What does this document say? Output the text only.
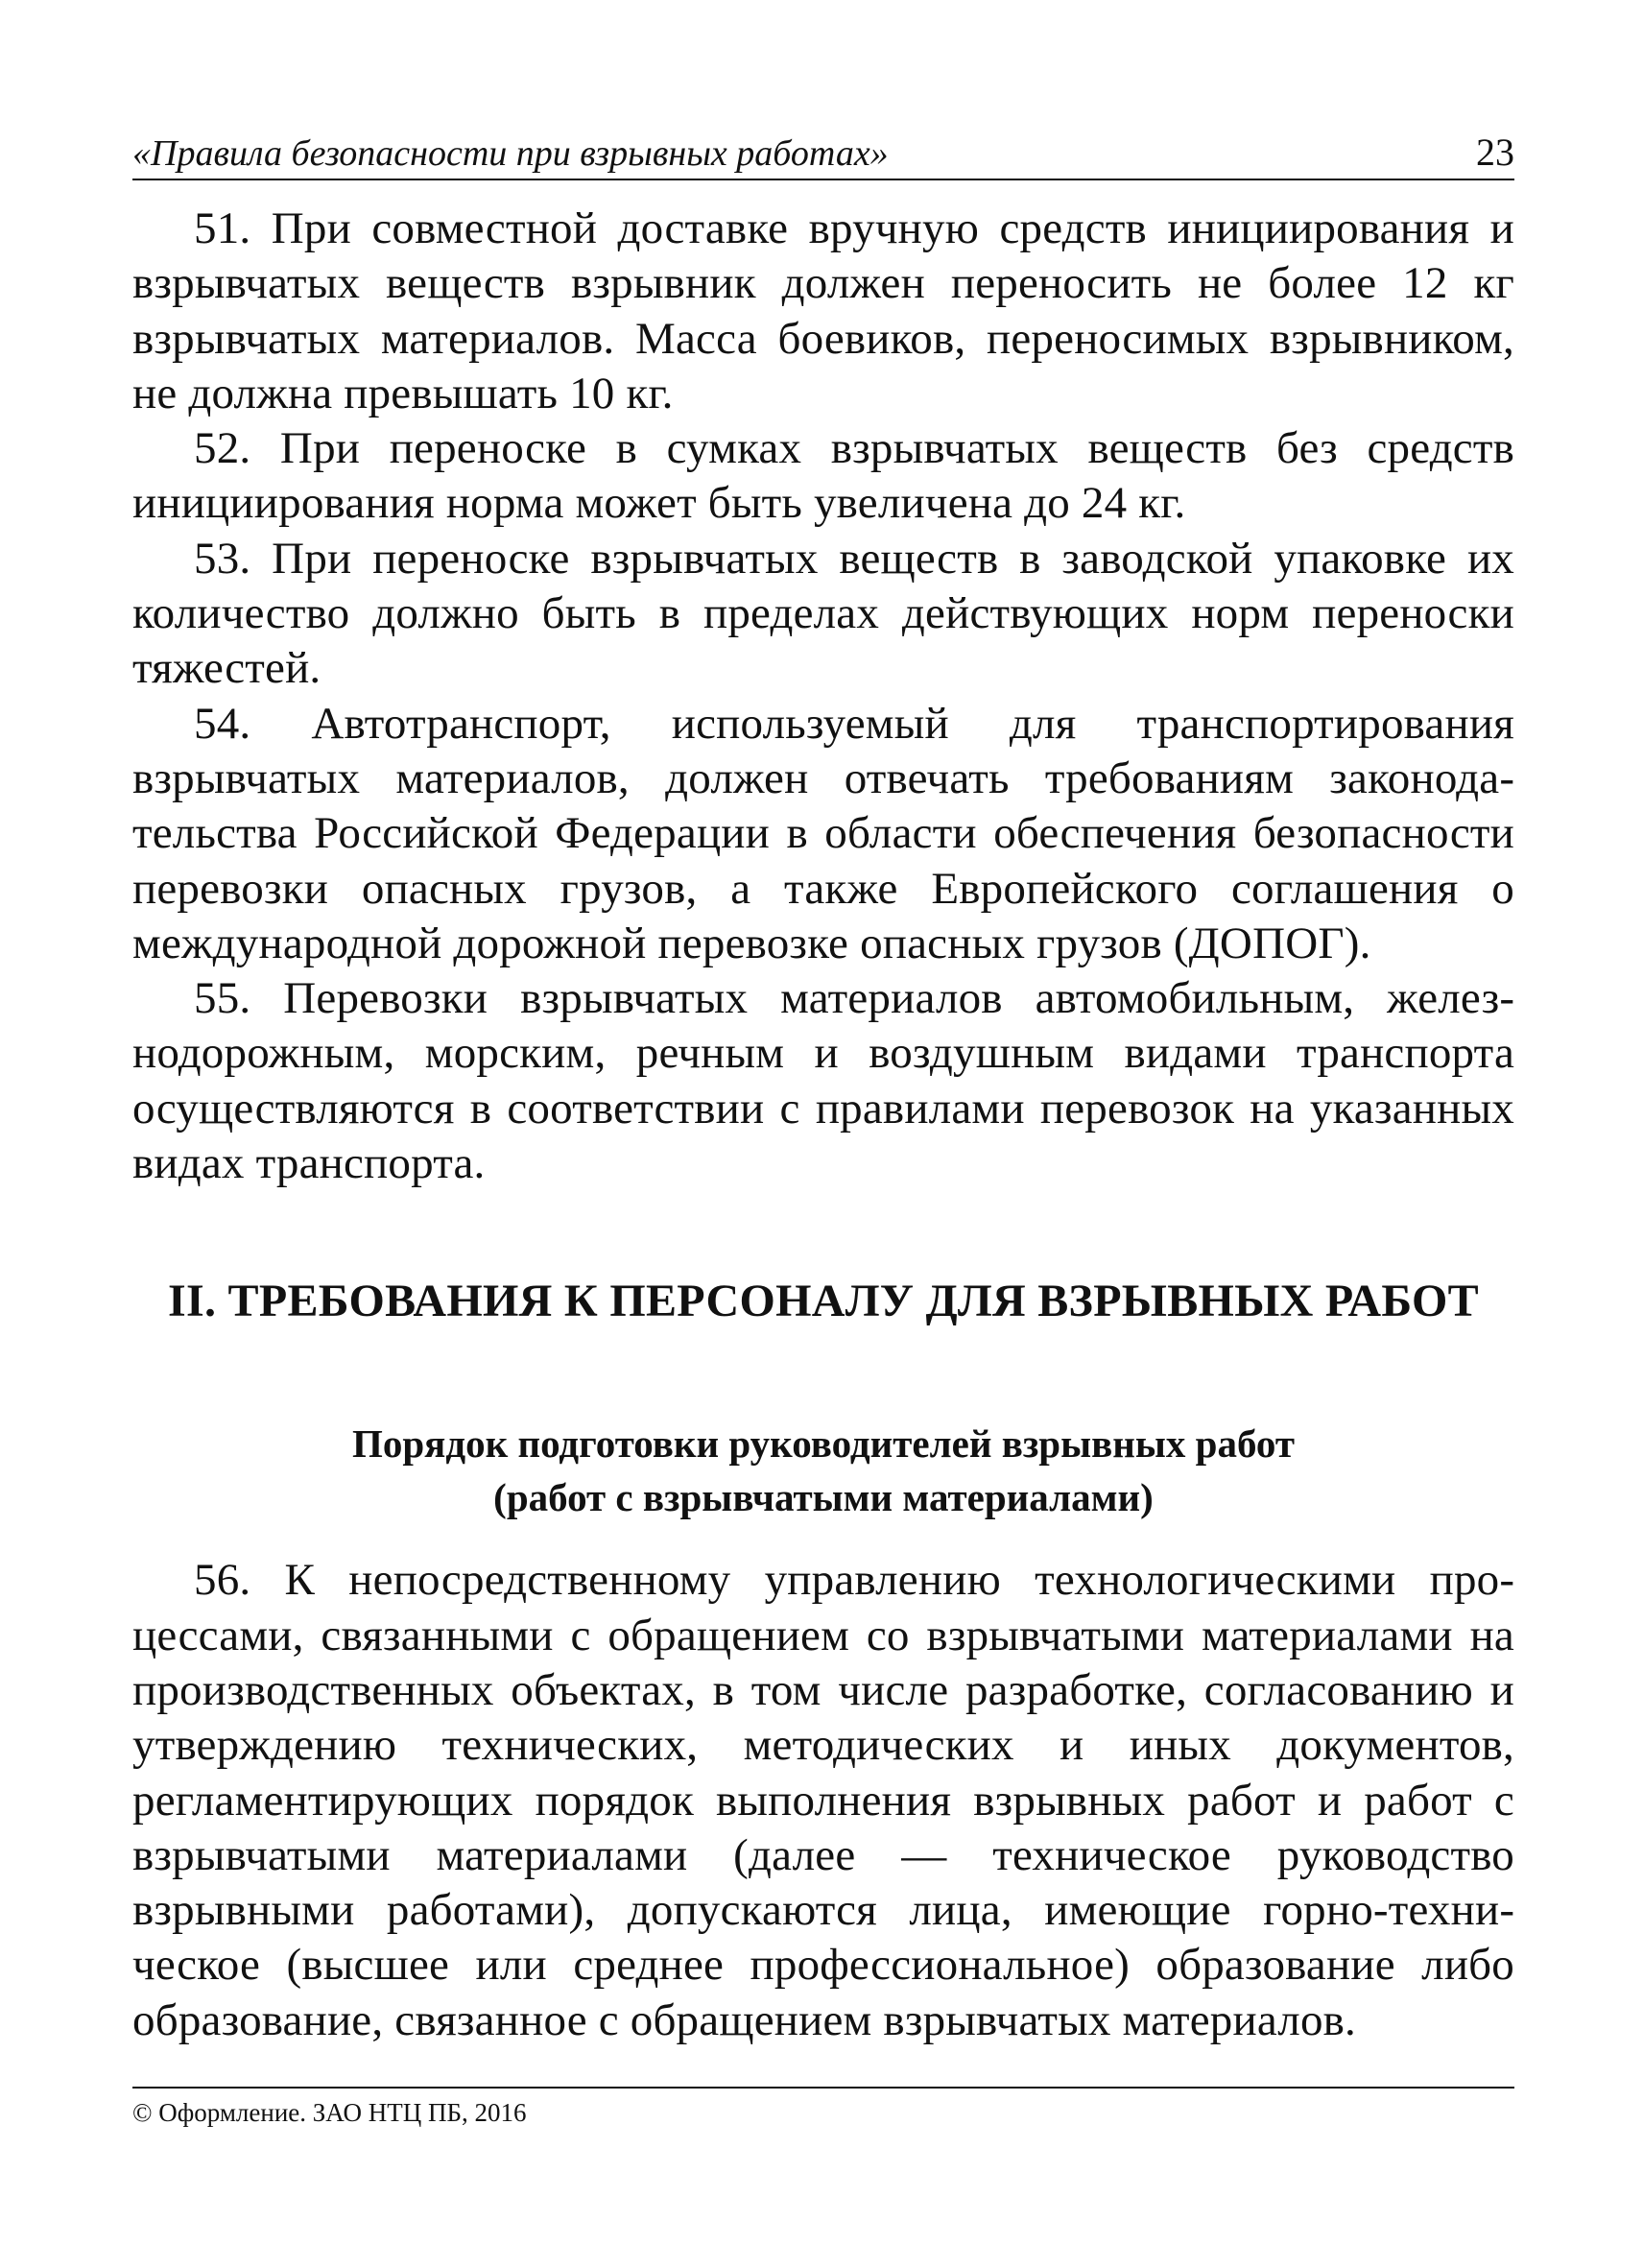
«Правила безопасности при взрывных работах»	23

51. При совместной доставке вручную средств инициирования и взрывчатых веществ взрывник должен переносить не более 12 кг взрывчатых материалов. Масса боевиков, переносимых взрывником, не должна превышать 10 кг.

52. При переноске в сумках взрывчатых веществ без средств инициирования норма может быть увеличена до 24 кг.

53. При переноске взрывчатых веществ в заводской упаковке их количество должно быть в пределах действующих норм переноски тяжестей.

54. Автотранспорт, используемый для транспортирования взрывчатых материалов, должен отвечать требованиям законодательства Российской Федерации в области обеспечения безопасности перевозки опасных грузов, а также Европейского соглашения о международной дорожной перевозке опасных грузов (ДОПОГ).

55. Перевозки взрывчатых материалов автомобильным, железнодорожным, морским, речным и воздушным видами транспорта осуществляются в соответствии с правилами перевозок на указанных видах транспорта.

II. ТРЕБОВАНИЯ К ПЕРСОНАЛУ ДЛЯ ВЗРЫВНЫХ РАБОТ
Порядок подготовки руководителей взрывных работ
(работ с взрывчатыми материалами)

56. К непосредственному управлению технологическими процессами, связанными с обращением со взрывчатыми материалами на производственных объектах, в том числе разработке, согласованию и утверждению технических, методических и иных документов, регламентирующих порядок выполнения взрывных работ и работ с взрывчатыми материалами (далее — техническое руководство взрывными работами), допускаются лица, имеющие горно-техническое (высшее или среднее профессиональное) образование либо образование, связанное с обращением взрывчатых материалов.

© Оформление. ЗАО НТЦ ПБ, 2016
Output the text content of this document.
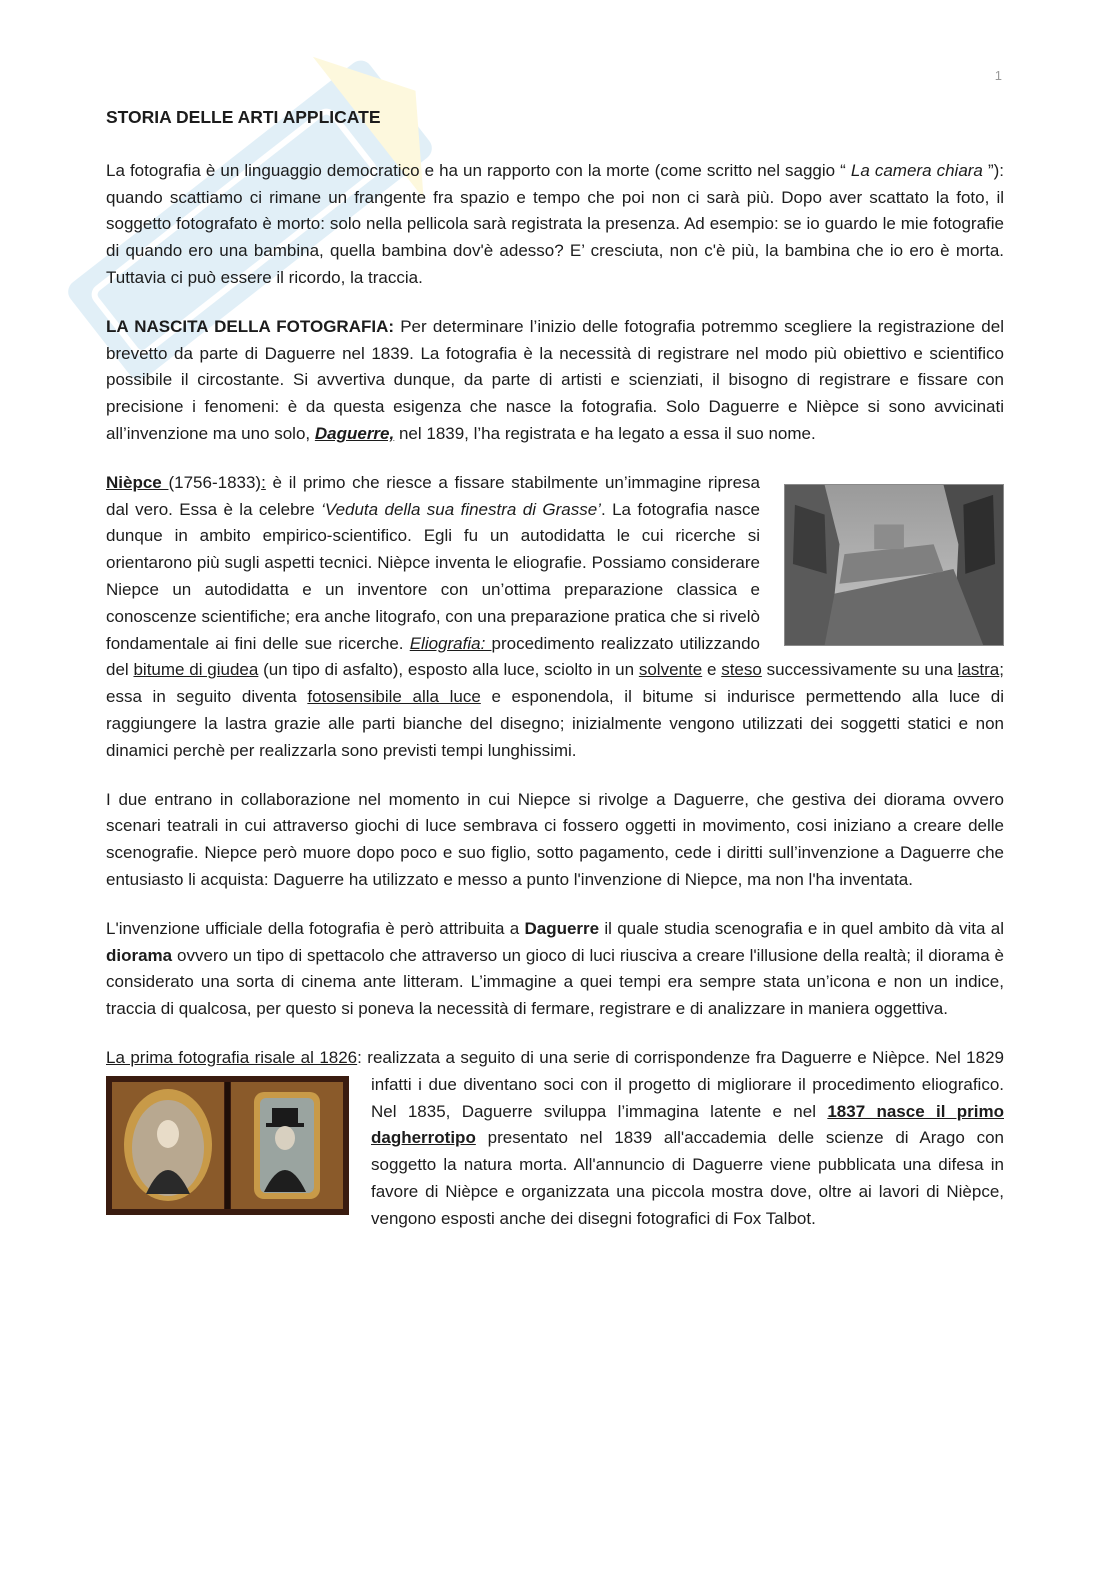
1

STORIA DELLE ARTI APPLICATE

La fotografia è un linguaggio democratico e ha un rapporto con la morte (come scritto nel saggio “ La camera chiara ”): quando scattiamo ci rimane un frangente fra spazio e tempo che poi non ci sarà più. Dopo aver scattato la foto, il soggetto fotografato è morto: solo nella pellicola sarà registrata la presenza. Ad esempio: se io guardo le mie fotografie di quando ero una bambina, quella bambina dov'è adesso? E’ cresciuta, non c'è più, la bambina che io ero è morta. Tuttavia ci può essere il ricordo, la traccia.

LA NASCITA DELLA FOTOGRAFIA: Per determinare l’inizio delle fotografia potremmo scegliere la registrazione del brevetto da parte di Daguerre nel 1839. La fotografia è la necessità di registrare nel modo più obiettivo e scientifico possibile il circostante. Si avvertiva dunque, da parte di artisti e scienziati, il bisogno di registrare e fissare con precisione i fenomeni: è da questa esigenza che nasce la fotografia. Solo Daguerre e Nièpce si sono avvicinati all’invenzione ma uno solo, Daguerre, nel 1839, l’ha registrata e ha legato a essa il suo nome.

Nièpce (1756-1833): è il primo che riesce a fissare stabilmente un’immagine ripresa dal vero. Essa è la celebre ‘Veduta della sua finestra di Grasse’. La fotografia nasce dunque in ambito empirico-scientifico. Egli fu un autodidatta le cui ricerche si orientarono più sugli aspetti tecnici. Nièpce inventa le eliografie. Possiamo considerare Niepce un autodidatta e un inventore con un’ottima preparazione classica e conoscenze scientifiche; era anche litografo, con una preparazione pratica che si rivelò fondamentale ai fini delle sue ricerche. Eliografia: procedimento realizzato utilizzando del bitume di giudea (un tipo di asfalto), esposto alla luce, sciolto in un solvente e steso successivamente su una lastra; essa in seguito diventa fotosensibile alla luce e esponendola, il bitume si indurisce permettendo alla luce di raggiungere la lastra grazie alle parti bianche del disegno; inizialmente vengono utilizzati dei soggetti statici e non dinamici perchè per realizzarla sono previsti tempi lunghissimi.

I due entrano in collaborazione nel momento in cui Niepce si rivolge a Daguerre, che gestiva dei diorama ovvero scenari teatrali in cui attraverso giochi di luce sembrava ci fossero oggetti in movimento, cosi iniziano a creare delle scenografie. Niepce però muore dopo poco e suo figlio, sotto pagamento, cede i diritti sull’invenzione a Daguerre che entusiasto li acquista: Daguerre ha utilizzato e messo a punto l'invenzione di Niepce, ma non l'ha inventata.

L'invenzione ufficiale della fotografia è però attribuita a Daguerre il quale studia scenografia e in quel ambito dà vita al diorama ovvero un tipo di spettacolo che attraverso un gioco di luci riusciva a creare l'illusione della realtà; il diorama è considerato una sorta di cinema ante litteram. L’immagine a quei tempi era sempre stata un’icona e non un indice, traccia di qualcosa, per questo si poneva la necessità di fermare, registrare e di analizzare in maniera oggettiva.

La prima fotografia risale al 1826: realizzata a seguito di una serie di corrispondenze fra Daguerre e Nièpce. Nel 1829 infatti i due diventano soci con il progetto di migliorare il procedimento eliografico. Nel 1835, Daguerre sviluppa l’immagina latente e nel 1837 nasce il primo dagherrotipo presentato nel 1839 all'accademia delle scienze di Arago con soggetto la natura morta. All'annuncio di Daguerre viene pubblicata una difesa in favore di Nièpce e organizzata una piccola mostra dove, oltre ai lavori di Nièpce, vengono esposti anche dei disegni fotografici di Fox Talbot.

..............................

WRITTEN TASK: Quote all the records verbatim, dropping any pictures from your copy.

OUTPUT BELOW:
What does this document say? Output the text only.
«Правила безопасности при взрывных работах»	23

51. При совместной доставке вручную средств инициирования и взрывчатых веществ взрывник должен переносить не более 12 кг взрывчатых материалов. Масса боевиков, переносимых взрывником, не должна превышать 10 кг.

52. При переноске в сумках взрывчатых веществ без средств инициирования норма может быть увеличена до 24 кг.

53. При переноске взрывчатых веществ в заводской упаковке их количество должно быть в пределах действующих норм переноски тяжестей.

54. Автотранспорт, используемый для транспортирования взрывчатых материалов, должен отвечать требованиям законодательства Российской Федерации в области обеспечения безопасности перевозки опасных грузов, а также Европейского соглашения о международной дорожной перевозке опасных грузов (ДОПОГ).

55. Перевозки взрывчатых материалов автомобильным, железнодорожным, морским, речным и воздушным видами транспорта осуществляются в соответствии с правилами перевозок на указанных видах транспорта.

II. ТРЕБОВАНИЯ К ПЕРСОНАЛУ ДЛЯ ВЗРЫВНЫХ РАБОТ
Порядок подготовки руководителей взрывных работ
(работ с взрывчатыми материалами)

56. К непосредственному управлению технологическими процессами, связанными с обращением со взрывчатыми материалами на производственных объектах, в том числе разработке, согласованию и утверждению технических, методических и иных документов, регламентирующих порядок выполнения взрывных работ и работ с взрывчатыми материалами (далее — техническое руководство взрывными работами), допускаются лица, имеющие горно-техническое (высшее или среднее профессиональное) образование либо образование, связанное с обращением взрывчатых материалов.

© Оформление. ЗАО НТЦ ПБ, 2016
Output the text content of this document.
1

STORIA DELLE ARTI APPLICATE

La fotografia è un linguaggio democratico e ha un rapporto con la morte (come scritto nel saggio “ La camera chiara ”): quando scattiamo ci rimane un frangente fra spazio e tempo che poi non ci sarà più. Dopo aver scattato la foto, il soggetto fotografato è morto: solo nella pellicola sarà registrata la presenza. Ad esempio: se io guardo le mie fotografie di quando ero una bambina, quella bambina dov'è adesso? E’ cresciuta, non c'è più, la bambina che io ero è morta. Tuttavia ci può essere il ricordo, la traccia.

LA NASCITA DELLA FOTOGRAFIA: Per determinare l’inizio delle fotografia potremmo scegliere la registrazione del brevetto da parte di Daguerre nel 1839. La fotografia è la necessità di registrare nel modo più obiettivo e scientifico possibile il circostante. Si avvertiva dunque, da parte di artisti e scienziati, il bisogno di registrare e fissare con precisione i fenomeni: è da questa esigenza che nasce la fotografia. Solo Daguerre e Nièpce si sono avvicinati all’invenzione ma uno solo, Daguerre, nel 1839, l’ha registrata e ha legato a essa il suo nome.

Nièpce (1756-1833): è il primo che riesce a fissare stabilmente un’immagine ripresa dal vero. Essa è la celebre ‘Veduta della sua finestra di Grasse’. La fotografia nasce dunque in ambito empirico-scientifico. Egli fu un autodidatta le cui ricerche si orientarono più sugli aspetti tecnici. Nièpce inventa le eliografie. Possiamo considerare Niepce un autodidatta e un inventore con un’ottima preparazione classica e conoscenze scientifiche; era anche litografo, con una preparazione pratica che si rivelò fondamentale ai fini delle sue ricerche. Eliografia: procedimento realizzato utilizzando del bitume di giudea (un tipo di asfalto), esposto alla luce, sciolto in un solvente e steso successivamente su una lastra; essa in seguito diventa fotosensibile alla luce e esponendola, il bitume si indurisce permettendo alla luce di raggiungere la lastra grazie alle parti bianche del disegno; inizialmente vengono utilizzati dei soggetti statici e non dinamici perchè per realizzarla sono previsti tempi lunghissimi.

I due entrano in collaborazione nel momento in cui Niepce si rivolge a Daguerre, che gestiva dei diorama ovvero scenari teatrali in cui attraverso giochi di luce sembrava ci fossero oggetti in movimento, cosi iniziano a creare delle scenografie. Niepce però muore dopo poco e suo figlio, sotto pagamento, cede i diritti sull’invenzione a Daguerre che entusiasto li acquista: Daguerre ha utilizzato e messo a punto l'invenzione di Niepce, ma non l'ha inventata.

L'invenzione ufficiale della fotografia è però attribuita a Daguerre il quale studia scenografia e in quel ambito dà vita al diorama ovvero un tipo di spettacolo che attraverso un gioco di luci riusciva a creare l'illusione della realtà; il diorama è considerato una sorta di cinema ante litteram. L’immagine a quei tempi era sempre stata un’icona e non un indice, traccia di qualcosa, per questo si poneva la necessità di fermare, registrare e di analizzare in maniera oggettiva.

La prima fotografia risale al 1826: realizzata a seguito di una serie di corrispondenze fra Daguerre e Nièpce. Nel 1829 infatti i due diventano soci con il progetto di migliorare il procedimento eliografico. Nel 1835, Daguerre sviluppa l’immagina latente e nel 1837 nasce il primo dagherrotipo presentato nel 1839 all'accademia delle scienze di Arago con soggetto la natura morta. All'annuncio di Daguerre viene pubblicata una difesa in favore di Nièpce e organizzata una piccola mostra dove, oltre ai lavori di Nièpce, vengono esposti anche dei disegni fotografici di Fox Talbot.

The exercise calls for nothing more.